### Problem statement
Search the data for the word "Server". Reproduce every line where it is found.

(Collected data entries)
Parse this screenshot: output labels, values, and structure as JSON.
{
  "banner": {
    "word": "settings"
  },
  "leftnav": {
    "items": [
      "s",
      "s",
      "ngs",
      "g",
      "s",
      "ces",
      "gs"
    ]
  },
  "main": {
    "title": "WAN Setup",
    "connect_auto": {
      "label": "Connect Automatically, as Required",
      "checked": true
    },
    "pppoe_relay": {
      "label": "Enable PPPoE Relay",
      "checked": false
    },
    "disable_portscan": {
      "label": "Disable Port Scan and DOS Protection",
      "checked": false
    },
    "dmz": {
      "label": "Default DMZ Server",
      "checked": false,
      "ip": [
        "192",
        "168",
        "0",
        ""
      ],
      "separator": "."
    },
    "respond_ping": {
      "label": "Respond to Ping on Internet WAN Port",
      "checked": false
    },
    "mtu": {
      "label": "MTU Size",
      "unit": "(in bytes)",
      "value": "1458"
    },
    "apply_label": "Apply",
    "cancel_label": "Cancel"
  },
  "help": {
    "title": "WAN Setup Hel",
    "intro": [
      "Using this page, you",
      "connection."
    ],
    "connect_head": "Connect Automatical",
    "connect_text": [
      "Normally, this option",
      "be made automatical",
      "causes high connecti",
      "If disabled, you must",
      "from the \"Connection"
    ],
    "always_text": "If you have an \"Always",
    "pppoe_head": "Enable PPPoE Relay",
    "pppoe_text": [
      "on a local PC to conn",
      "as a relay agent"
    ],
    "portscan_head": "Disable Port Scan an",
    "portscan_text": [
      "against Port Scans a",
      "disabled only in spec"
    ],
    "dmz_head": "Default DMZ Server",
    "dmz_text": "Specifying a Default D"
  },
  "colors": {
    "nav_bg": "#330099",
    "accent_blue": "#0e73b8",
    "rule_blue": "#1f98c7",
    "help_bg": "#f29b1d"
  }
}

### Problem solution
      "label": "Default DMZ Server",
    "dmz_head": "Default DMZ Server",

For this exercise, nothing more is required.